* Task description *
Repeat the whole of the data, keeping every detail the same.

[Stored data entries]
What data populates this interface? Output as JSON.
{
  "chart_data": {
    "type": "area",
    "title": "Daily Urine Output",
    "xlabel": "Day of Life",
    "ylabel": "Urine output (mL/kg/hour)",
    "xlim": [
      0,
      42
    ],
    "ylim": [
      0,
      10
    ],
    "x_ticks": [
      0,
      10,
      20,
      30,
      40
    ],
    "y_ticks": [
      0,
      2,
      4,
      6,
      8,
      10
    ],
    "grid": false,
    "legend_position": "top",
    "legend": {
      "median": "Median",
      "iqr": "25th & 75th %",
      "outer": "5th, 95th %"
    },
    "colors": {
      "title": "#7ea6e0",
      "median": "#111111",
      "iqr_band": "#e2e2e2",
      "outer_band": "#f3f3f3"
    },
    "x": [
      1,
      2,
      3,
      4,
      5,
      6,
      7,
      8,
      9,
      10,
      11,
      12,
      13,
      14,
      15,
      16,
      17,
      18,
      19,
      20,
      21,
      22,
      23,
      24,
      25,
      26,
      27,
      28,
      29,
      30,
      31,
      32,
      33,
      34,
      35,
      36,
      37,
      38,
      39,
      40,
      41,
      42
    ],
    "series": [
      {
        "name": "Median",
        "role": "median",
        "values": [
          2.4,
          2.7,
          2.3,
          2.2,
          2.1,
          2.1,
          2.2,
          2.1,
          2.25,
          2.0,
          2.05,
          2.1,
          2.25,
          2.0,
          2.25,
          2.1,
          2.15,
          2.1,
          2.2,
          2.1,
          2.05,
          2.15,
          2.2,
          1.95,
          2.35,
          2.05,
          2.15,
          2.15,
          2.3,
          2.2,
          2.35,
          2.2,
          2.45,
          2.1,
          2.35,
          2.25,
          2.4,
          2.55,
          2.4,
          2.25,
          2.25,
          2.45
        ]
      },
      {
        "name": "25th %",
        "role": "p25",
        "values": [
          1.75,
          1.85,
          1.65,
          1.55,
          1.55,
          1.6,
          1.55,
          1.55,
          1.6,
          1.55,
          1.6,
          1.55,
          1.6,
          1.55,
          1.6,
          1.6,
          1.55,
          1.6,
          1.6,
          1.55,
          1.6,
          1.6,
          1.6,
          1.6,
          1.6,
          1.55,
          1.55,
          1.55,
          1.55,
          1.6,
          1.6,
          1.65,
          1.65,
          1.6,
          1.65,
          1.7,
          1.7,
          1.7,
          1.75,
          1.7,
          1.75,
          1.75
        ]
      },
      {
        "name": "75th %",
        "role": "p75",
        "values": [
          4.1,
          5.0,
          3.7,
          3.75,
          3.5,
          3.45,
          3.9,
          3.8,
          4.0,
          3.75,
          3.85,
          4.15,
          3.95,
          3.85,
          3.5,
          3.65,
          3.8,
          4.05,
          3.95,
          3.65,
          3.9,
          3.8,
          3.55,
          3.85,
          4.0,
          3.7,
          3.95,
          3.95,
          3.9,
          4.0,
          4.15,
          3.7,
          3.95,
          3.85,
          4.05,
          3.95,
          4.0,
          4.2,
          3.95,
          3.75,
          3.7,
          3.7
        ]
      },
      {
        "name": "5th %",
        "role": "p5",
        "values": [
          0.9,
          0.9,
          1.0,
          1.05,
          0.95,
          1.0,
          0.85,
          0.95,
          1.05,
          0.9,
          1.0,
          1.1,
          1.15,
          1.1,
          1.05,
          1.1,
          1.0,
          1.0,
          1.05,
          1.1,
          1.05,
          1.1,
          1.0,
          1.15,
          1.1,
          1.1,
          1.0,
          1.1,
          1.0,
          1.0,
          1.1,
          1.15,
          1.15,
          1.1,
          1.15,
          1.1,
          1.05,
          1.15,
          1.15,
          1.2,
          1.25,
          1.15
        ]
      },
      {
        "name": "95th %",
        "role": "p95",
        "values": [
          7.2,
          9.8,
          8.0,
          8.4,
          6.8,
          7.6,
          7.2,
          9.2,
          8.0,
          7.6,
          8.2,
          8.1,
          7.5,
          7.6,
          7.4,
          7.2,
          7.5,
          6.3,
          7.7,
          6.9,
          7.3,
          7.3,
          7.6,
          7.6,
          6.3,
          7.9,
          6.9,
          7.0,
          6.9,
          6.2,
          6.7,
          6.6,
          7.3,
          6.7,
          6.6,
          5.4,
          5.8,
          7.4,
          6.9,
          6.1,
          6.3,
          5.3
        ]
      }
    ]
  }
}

* Answer to this exercise *
What data populates this interface? Output as JSON.
{
  "chart_data": {
    "type": "area",
    "title": "Daily Urine Output",
    "xlabel": "Day of Life",
    "ylabel": "Urine output (mL/kg/hour)",
    "xlim": [
      0,
      42
    ],
    "ylim": [
      0,
      10
    ],
    "x_ticks": [
      0,
      10,
      20,
      30,
      40
    ],
    "y_ticks": [
      0,
      2,
      4,
      6,
      8,
      10
    ],
    "grid": false,
    "legend_position": "top",
    "legend": {
      "median": "Median",
      "iqr": "25th & 75th %",
      "outer": "5th, 95th %"
    },
    "colors": {
      "title": "#7ea6e0",
      "median": "#111111",
      "iqr_band": "#e2e2e2",
      "outer_band": "#f3f3f3"
    },
    "x": [
      1,
      2,
      3,
      4,
      5,
      6,
      7,
      8,
      9,
      10,
      11,
      12,
      13,
      14,
      15,
      16,
      17,
      18,
      19,
      20,
      21,
      22,
      23,
      24,
      25,
      26,
      27,
      28,
      29,
      30,
      31,
      32,
      33,
      34,
      35,
      36,
      37,
      38,
      39,
      40,
      41,
      42
    ],
    "series": [
      {
        "name": "Median",
        "role": "median",
        "values": [
          2.4,
          2.7,
          2.3,
          2.2,
          2.1,
          2.1,
          2.2,
          2.1,
          2.25,
          2.0,
          2.05,
          2.1,
          2.25,
          2.0,
          2.25,
          2.1,
          2.15,
          2.1,
          2.2,
          2.1,
          2.05,
          2.15,
          2.2,
          1.95,
          2.35,
          2.05,
          2.15,
          2.15,
          2.3,
          2.2,
          2.35,
          2.2,
          2.45,
          2.1,
          2.35,
          2.25,
          2.4,
          2.55,
          2.4,
          2.25,
          2.25,
          2.45
        ]
      },
      {
        "name": "25th %",
        "role": "p25",
        "values": [
          1.75,
          1.85,
          1.65,
          1.55,
          1.55,
          1.6,
          1.55,
          1.55,
          1.6,
          1.55,
          1.6,
          1.55,
          1.6,
          1.55,
          1.6,
          1.6,
          1.55,
          1.6,
          1.6,
          1.55,
          1.6,
          1.6,
          1.6,
          1.6,
          1.6,
          1.55,
          1.55,
          1.55,
          1.55,
          1.6,
          1.6,
          1.65,
          1.65,
          1.6,
          1.65,
          1.7,
          1.7,
          1.7,
          1.75,
          1.7,
          1.75,
          1.75
        ]
      },
      {
        "name": "75th %",
        "role": "p75",
        "values": [
          4.1,
          5.0,
          3.7,
          3.75,
          3.5,
          3.45,
          3.9,
          3.8,
          4.0,
          3.75,
          3.85,
          4.15,
          3.95,
          3.85,
          3.5,
          3.65,
          3.8,
          4.05,
          3.95,
          3.65,
          3.9,
          3.8,
          3.55,
          3.85,
          4.0,
          3.7,
          3.95,
          3.95,
          3.9,
          4.0,
          4.15,
          3.7,
          3.95,
          3.85,
          4.05,
          3.95,
          4.0,
          4.2,
          3.95,
          3.75,
          3.7,
          3.7
        ]
      },
      {
        "name": "5th %",
        "role": "p5",
        "values": [
          0.9,
          0.9,
          1.0,
          1.05,
          0.95,
          1.0,
          0.85,
          0.95,
          1.05,
          0.9,
          1.0,
          1.1,
          1.15,
          1.1,
          1.05,
          1.1,
          1.0,
          1.0,
          1.05,
          1.1,
          1.05,
          1.1,
          1.0,
          1.15,
          1.1,
          1.1,
          1.0,
          1.1,
          1.0,
          1.0,
          1.1,
          1.15,
          1.15,
          1.1,
          1.15,
          1.1,
          1.05,
          1.15,
          1.15,
          1.2,
          1.25,
          1.15
        ]
      },
      {
        "name": "95th %",
        "role": "p95",
        "values": [
          7.2,
          9.8,
          8.0,
          8.4,
          6.8,
          7.6,
          7.2,
          9.2,
          8.0,
          7.6,
          8.2,
          8.1,
          7.5,
          7.6,
          7.4,
          7.2,
          7.5,
          6.3,
          7.7,
          6.9,
          7.3,
          7.3,
          7.6,
          7.6,
          6.3,
          7.9,
          6.9,
          7.0,
          6.9,
          6.2,
          6.7,
          6.6,
          7.3,
          6.7,
          6.6,
          5.4,
          5.8,
          7.4,
          6.9,
          6.1,
          6.3,
          5.3
        ]
      }
    ]
  }
}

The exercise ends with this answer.